## Exercise directions
Give an exact transcription of every line, dropping the images.

## Data listing
▽

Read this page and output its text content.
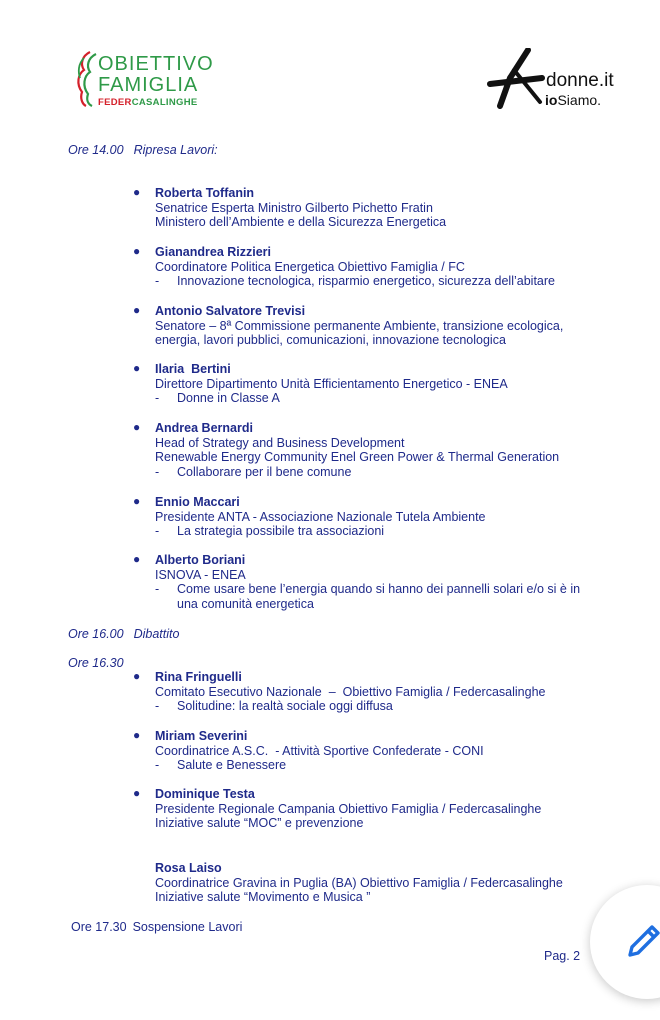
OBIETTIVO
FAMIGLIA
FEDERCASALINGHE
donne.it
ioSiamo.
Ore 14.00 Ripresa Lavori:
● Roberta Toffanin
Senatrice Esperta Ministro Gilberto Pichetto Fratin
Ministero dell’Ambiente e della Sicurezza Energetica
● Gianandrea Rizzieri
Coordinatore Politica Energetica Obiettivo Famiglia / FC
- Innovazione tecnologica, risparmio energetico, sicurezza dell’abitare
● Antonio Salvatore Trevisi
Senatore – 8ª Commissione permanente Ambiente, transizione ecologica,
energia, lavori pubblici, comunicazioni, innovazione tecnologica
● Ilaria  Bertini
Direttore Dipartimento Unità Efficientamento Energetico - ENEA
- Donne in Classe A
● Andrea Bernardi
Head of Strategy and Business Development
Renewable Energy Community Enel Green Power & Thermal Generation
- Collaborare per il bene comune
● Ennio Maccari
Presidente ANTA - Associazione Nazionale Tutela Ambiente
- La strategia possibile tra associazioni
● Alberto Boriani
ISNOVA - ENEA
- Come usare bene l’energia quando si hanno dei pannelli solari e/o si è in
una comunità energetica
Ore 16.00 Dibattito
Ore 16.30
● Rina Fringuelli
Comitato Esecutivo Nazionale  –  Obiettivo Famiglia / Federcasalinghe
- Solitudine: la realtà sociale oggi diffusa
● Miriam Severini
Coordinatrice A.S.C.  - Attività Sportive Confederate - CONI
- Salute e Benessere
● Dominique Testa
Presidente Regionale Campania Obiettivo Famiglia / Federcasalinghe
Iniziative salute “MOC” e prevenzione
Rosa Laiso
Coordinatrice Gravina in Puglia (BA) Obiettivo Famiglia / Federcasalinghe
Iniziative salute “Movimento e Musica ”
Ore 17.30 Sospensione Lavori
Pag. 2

△

## Reply
Read this page and output its text content.
OBIETTIVO
FAMIGLIA
FEDERCASALINGHE
donne.it
ioSiamo.
Ore 14.00 Ripresa Lavori:
● Roberta Toffanin
Senatrice Esperta Ministro Gilberto Pichetto Fratin
Ministero dell’Ambiente e della Sicurezza Energetica
● Gianandrea Rizzieri
Coordinatore Politica Energetica Obiettivo Famiglia / FC
- Innovazione tecnologica, risparmio energetico, sicurezza dell’abitare
● Antonio Salvatore Trevisi
Senatore – 8ª Commissione permanente Ambiente, transizione ecologica,
energia, lavori pubblici, comunicazioni, innovazione tecnologica
● Ilaria  Bertini
Direttore Dipartimento Unità Efficientamento Energetico - ENEA
- Donne in Classe A
● Andrea Bernardi
Head of Strategy and Business Development
Renewable Energy Community Enel Green Power & Thermal Generation
- Collaborare per il bene comune
● Ennio Maccari
Presidente ANTA - Associazione Nazionale Tutela Ambiente
- La strategia possibile tra associazioni
● Alberto Boriani
ISNOVA - ENEA
- Come usare bene l’energia quando si hanno dei pannelli solari e/o si è in
una comunità energetica
Ore 16.00 Dibattito
Ore 16.30
● Rina Fringuelli
Comitato Esecutivo Nazionale  –  Obiettivo Famiglia / Federcasalinghe
- Solitudine: la realtà sociale oggi diffusa
● Miriam Severini
Coordinatrice A.S.C.  - Attività Sportive Confederate - CONI
- Salute e Benessere
● Dominique Testa
Presidente Regionale Campania Obiettivo Famiglia / Federcasalinghe
Iniziative salute “MOC” e prevenzione
Rosa Laiso
Coordinatrice Gravina in Puglia (BA) Obiettivo Famiglia / Federcasalinghe
Iniziative salute “Movimento e Musica ”
Ore 17.30 Sospensione Lavori
Pag. 2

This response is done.